Reproduce the material word for word, beginning at the line that contains "layers-icon (832, 10, 868, 49)" and continuing through the line that contains "move-tool-button[interactable] (0, 257, 76, 339)", with both of those lines included.

Element location data
— Begin —
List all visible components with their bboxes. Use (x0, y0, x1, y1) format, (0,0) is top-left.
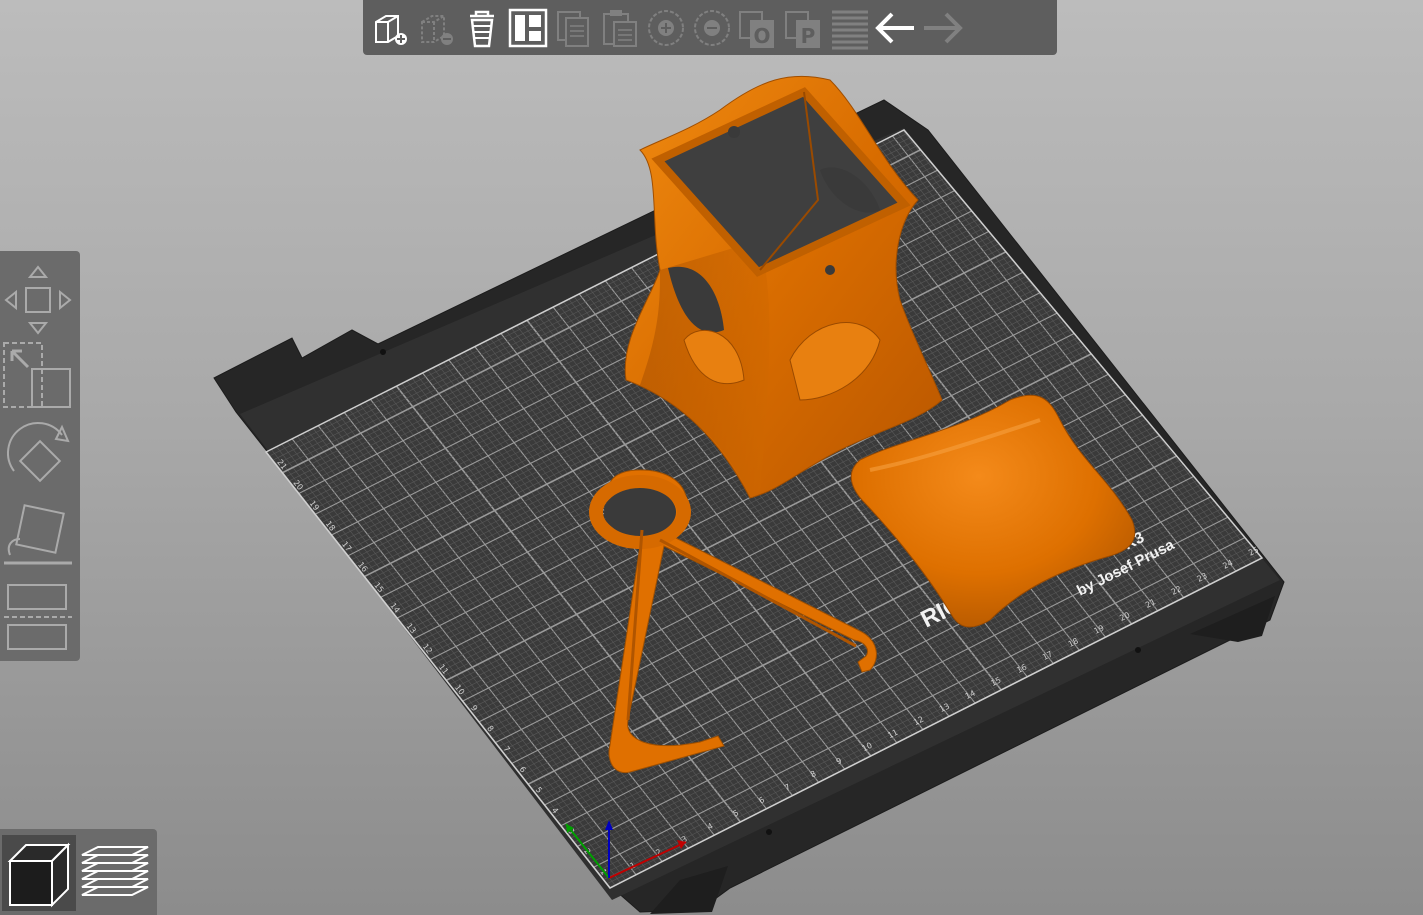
layers-icon (832, 10, 868, 49)
left-toolbar (0, 251, 80, 661)
split-objects-icon: O (739, 10, 774, 48)
arrange-icon (508, 8, 548, 47)
arrow-right-icon (924, 12, 963, 43)
place-on-face-tool-button[interactable] (0, 499, 76, 573)
copy-icon (557, 10, 589, 47)
add-object-button[interactable] (367, 3, 413, 53)
place-on-face-icon (4, 504, 72, 565)
scale-icon (3, 342, 71, 408)
split-objects-letter: O (753, 24, 770, 48)
layers-stack-icon (81, 846, 149, 896)
delete-object-button[interactable] (413, 3, 459, 53)
move-tool-button[interactable] (0, 257, 76, 339)
top-toolbar: O P (363, 0, 1057, 55)
redo-button[interactable] (919, 3, 965, 53)
paste-icon (603, 9, 637, 47)
view-preview-button[interactable] (78, 835, 152, 911)
cube-minus-icon (421, 14, 453, 45)
remove-instance-button[interactable] (689, 3, 735, 53)
cube-icon (7, 842, 71, 908)
copy-button[interactable] (551, 3, 597, 53)
split-parts-button[interactable]: P (781, 3, 827, 53)
split-parts-icon: P (785, 10, 820, 48)
split-objects-button[interactable]: O (735, 3, 781, 53)
undo-button[interactable] (873, 3, 919, 53)
minus-circle-icon (694, 9, 730, 46)
delete-all-button[interactable] (459, 3, 505, 53)
rotate-tool-button[interactable] (0, 417, 76, 497)
cube-plus-icon (375, 14, 407, 45)
plus-circle-icon (648, 9, 684, 46)
arrange-button[interactable] (505, 3, 551, 53)
cut-icon (4, 584, 72, 650)
paste-button[interactable] (597, 3, 643, 53)
scale-tool-button[interactable] (0, 339, 76, 415)
3d-viewport[interactable]: RIGI K3 by Josef Prusa 1 2 3 4 5 6 7 8 9 10 11 12 13… (0, 0, 1423, 915)
scene-canvas[interactable]: RIGI K3 by Josef Prusa 12345678910111213… (0, 0, 1423, 915)
arrow-left-icon (875, 12, 914, 43)
layers-editing-button[interactable] (827, 3, 873, 53)
trash-icon (470, 10, 494, 47)
view-switcher (0, 829, 157, 915)
split-parts-letter: P (801, 24, 816, 48)
view-3d-button[interactable] (2, 835, 76, 911)
move-icon (4, 265, 72, 335)
cut-tool-button[interactable] (0, 577, 76, 657)
add-instance-button[interactable] (643, 3, 689, 53)
rotate-icon (7, 422, 70, 483)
— End —
## Written solution
layers-icon (832, 10, 868, 49)
left-toolbar (0, 251, 80, 661)
split-objects-icon: O (739, 10, 774, 48)
arrange-icon (508, 8, 548, 47)
arrow-right-icon (924, 12, 963, 43)
place-on-face-tool-button[interactable] (0, 499, 76, 573)
copy-icon (557, 10, 589, 47)
add-object-button[interactable] (367, 3, 413, 53)
place-on-face-icon (4, 504, 72, 565)
scale-icon (3, 342, 71, 408)
split-objects-letter: O (753, 24, 770, 48)
layers-stack-icon (81, 846, 149, 896)
delete-object-button[interactable] (413, 3, 459, 53)
move-tool-button[interactable] (0, 257, 76, 339)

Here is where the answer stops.